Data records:
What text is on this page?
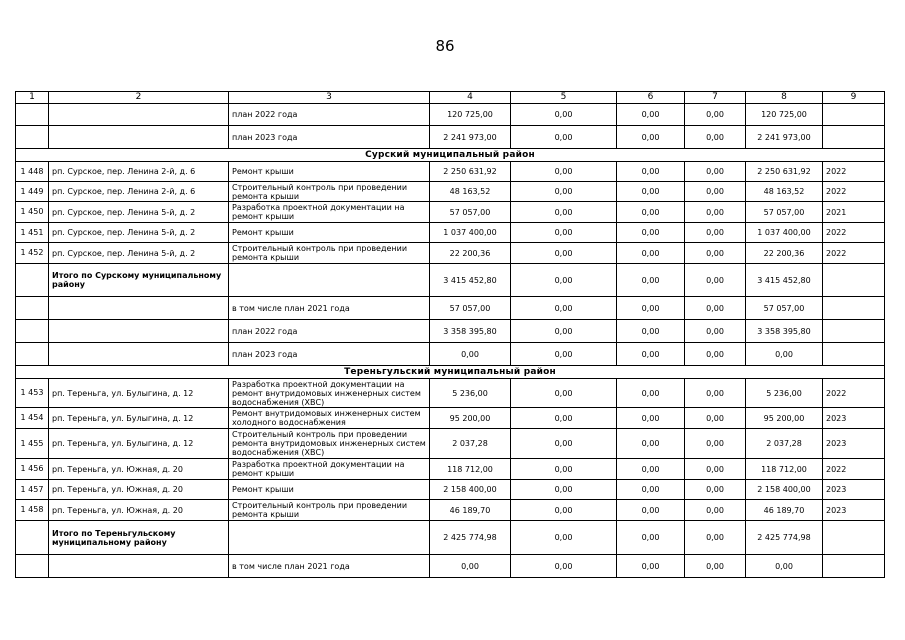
86
1	2	3	4	5	6	7	8	9
		план 2022 года	120 725,00	0,00	0,00	0,00	120 725,00	
		план 2023 года	2 241 973,00	0,00	0,00	0,00	2 241 973,00	
Сурский муниципальный район								
1 448	рп. Сурское, пер. Ленина 2-й, д. 6	Ремонт крыши	2 250 631,92	0,00	0,00	0,00	2 250 631,92	2022
1 449	рп. Сурское, пер. Ленина 2-й, д. 6	Строительный контроль при проведении ремонта крыши	48 163,52	0,00	0,00	0,00	48 163,52	2022
1 450	рп. Сурское, пер. Ленина 5-й, д. 2	Разработка проектной документации на ремонт крыши	57 057,00	0,00	0,00	0,00	57 057,00	2021
1 451	рп. Сурское, пер. Ленина 5-й, д. 2	Ремонт крыши	1 037 400,00	0,00	0,00	0,00	1 037 400,00	2022
1 452	рп. Сурское, пер. Ленина 5-й, д. 2	Строительный контроль при проведении ремонта крыши	22 200,36	0,00	0,00	0,00	22 200,36	2022
	Итого по Сурскому муниципальному району		3 415 452,80	0,00	0,00	0,00	3 415 452,80	
		в том числе план 2021 года	57 057,00	0,00	0,00	0,00	57 057,00	
		план 2022 года	3 358 395,80	0,00	0,00	0,00	3 358 395,80	
		план 2023 года	0,00	0,00	0,00	0,00	0,00	
Тереньгульский муниципальный район								
1 453	рп. Тереньга, ул. Булыгина, д. 12	Разработка проектной документации на ремонт внутридомовых инженерных систем водоснабжения (ХВС)	5 236,00	0,00	0,00	0,00	5 236,00	2022
1 454	рп. Тереньга, ул. Булыгина, д. 12	Ремонт внутридомовых инженерных систем холодного водоснабжения	95 200,00	0,00	0,00	0,00	95 200,00	2023
1 455	рп. Тереньга, ул. Булыгина, д. 12	Строительный контроль при проведении ремонта внутридомовых инженерных систем водоснабжения (ХВС)	2 037,28	0,00	0,00	0,00	2 037,28	2023
1 456	рп. Тереньга, ул. Южная, д. 20	Разработка проектной документации на ремонт крыши	118 712,00	0,00	0,00	0,00	118 712,00	2022
1 457	рп. Тереньга, ул. Южная, д. 20	Ремонт крыши	2 158 400,00	0,00	0,00	0,00	2 158 400,00	2023
1 458	рп. Тереньга, ул. Южная, д. 20	Строительный контроль при проведении ремонта крыши	46 189,70	0,00	0,00	0,00	46 189,70	2023
	Итого по Тереньгульскому муниципальному району		2 425 774,98	0,00	0,00	0,00	2 425 774,98	
		в том числе план 2021 года	0,00	0,00	0,00	0,00	0,00	
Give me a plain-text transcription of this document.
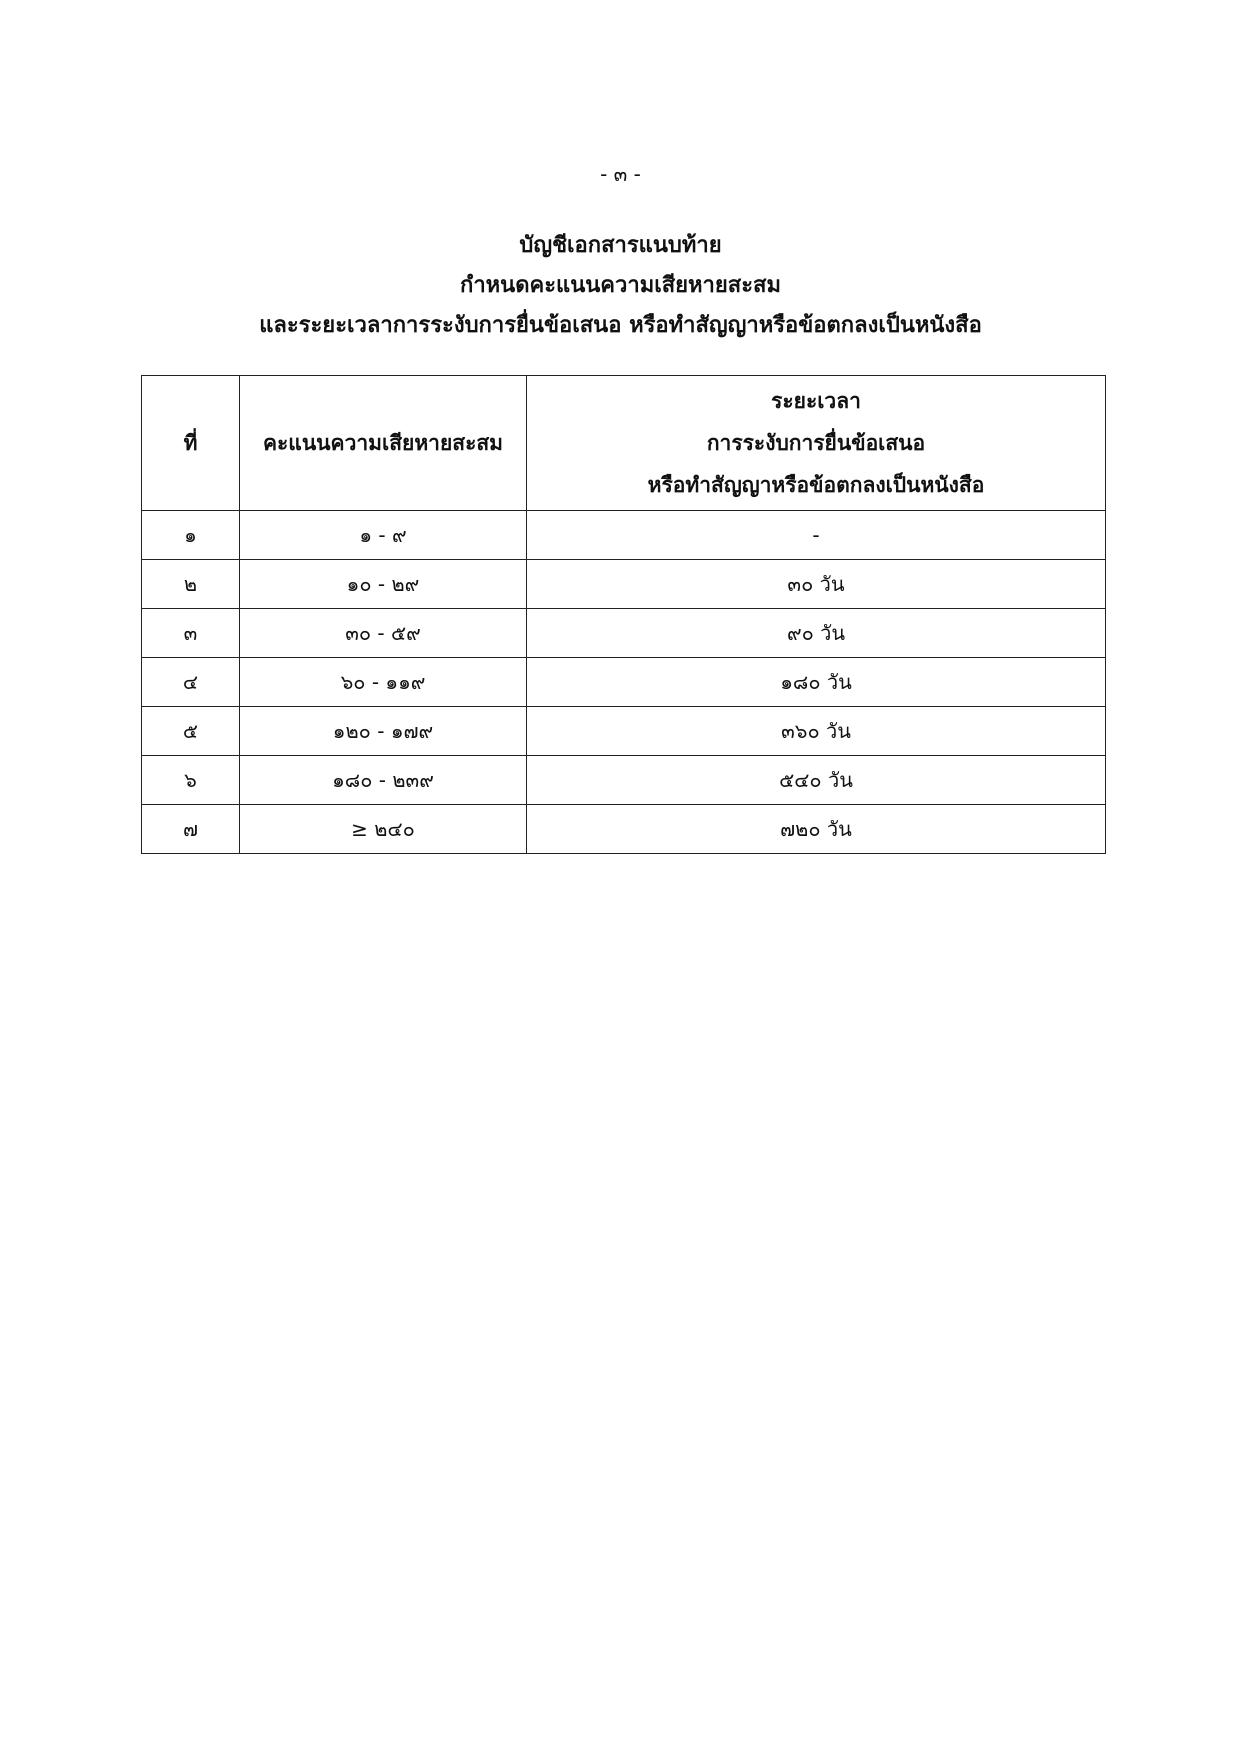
- ๓ -
บัญชีเอกสารแนบท้าย
กำหนดคะแนนความเสียหายสะสม
และระยะเวลาการระงับการยื่นข้อเสนอ หรือทำสัญญาหรือข้อตกลงเป็นหนังสือ
ที่	คะแนนความเสียหายสะสม	ระยะเวลา
การระงับการยื่นข้อเสนอ
หรือทำสัญญาหรือข้อตกลงเป็นหนังสือ

๑	๑ - ๙	-
๒	๑๐ - ๒๙	๓๐ วัน
๓	๓๐ - ๕๙	๙๐ วัน
๔	๖๐ - ๑๑๙	๑๘๐ วัน
๕	๑๒๐ - ๑๗๙	๓๖๐ วัน
๖	๑๘๐ - ๒๓๙	๕๔๐ วัน
๗	≥ ๒๔๐	๗๒๐ วัน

[YOUR GOAL]: Every line of the data above should be quoted exactly. Omit the pictures.

[SOLUTION]:
What text is on this page?
86
1	2	3	4	5	6	7	8	9
		план 2022 года	120 725,00	0,00	0,00	0,00	120 725,00	
		план 2023 года	2 241 973,00	0,00	0,00	0,00	2 241 973,00	
Сурский муниципальный район								
1 448	рп. Сурское, пер. Ленина 2-й, д. 6	Ремонт крыши	2 250 631,92	0,00	0,00	0,00	2 250 631,92	2022
1 449	рп. Сурское, пер. Ленина 2-й, д. 6	Строительный контроль при проведении ремонта крыши	48 163,52	0,00	0,00	0,00	48 163,52	2022
1 450	рп. Сурское, пер. Ленина 5-й, д. 2	Разработка проектной документации на ремонт крыши	57 057,00	0,00	0,00	0,00	57 057,00	2021
1 451	рп. Сурское, пер. Ленина 5-й, д. 2	Ремонт крыши	1 037 400,00	0,00	0,00	0,00	1 037 400,00	2022
1 452	рп. Сурское, пер. Ленина 5-й, д. 2	Строительный контроль при проведении ремонта крыши	22 200,36	0,00	0,00	0,00	22 200,36	2022
	Итого по Сурскому муниципальному району		3 415 452,80	0,00	0,00	0,00	3 415 452,80	
		в том числе план 2021 года	57 057,00	0,00	0,00	0,00	57 057,00	
		план 2022 года	3 358 395,80	0,00	0,00	0,00	3 358 395,80	
		план 2023 года	0,00	0,00	0,00	0,00	0,00	
Тереньгульский муниципальный район								
1 453	рп. Тереньга, ул. Булыгина, д. 12	Разработка проектной документации на ремонт внутридомовых инженерных систем водоснабжения (ХВС)	5 236,00	0,00	0,00	0,00	5 236,00	2022
1 454	рп. Тереньга, ул. Булыгина, д. 12	Ремонт внутридомовых инженерных систем холодного водоснабжения	95 200,00	0,00	0,00	0,00	95 200,00	2023
1 455	рп. Тереньга, ул. Булыгина, д. 12	Строительный контроль при проведении ремонта внутридомовых инженерных систем водоснабжения (ХВС)	2 037,28	0,00	0,00	0,00	2 037,28	2023
1 456	рп. Тереньга, ул. Южная, д. 20	Разработка проектной документации на ремонт крыши	118 712,00	0,00	0,00	0,00	118 712,00	2022
1 457	рп. Тереньга, ул. Южная, д. 20	Ремонт крыши	2 158 400,00	0,00	0,00	0,00	2 158 400,00	2023
1 458	рп. Тереньга, ул. Южная, д. 20	Строительный контроль при проведении ремонта крыши	46 189,70	0,00	0,00	0,00	46 189,70	2023
	Итого по Тереньгульскому муниципальному району		2 425 774,98	0,00	0,00	0,00	2 425 774,98	
		в том числе план 2021 года	0,00	0,00	0,00	0,00	0,00	
Give me a plain-text transcription of this document.
- ๓ -
บัญชีเอกสารแนบท้าย
กำหนดคะแนนความเสียหายสะสม
และระยะเวลาการระงับการยื่นข้อเสนอ หรือทำสัญญาหรือข้อตกลงเป็นหนังสือ
ที่	คะแนนความเสียหายสะสม	ระยะเวลา
การระงับการยื่นข้อเสนอ
หรือทำสัญญาหรือข้อตกลงเป็นหนังสือ

๑	๑ - ๙	-
๒	๑๐ - ๒๙	๓๐ วัน
๓	๓๐ - ๕๙	๙๐ วัน
๔	๖๐ - ๑๑๙	๑๘๐ วัน
๕	๑๒๐ - ๑๗๙	๓๖๐ วัน
๖	๑๘๐ - ๒๓๙	๕๔๐ วัน
๗	≥ ๒๔๐	๗๒๐ วัน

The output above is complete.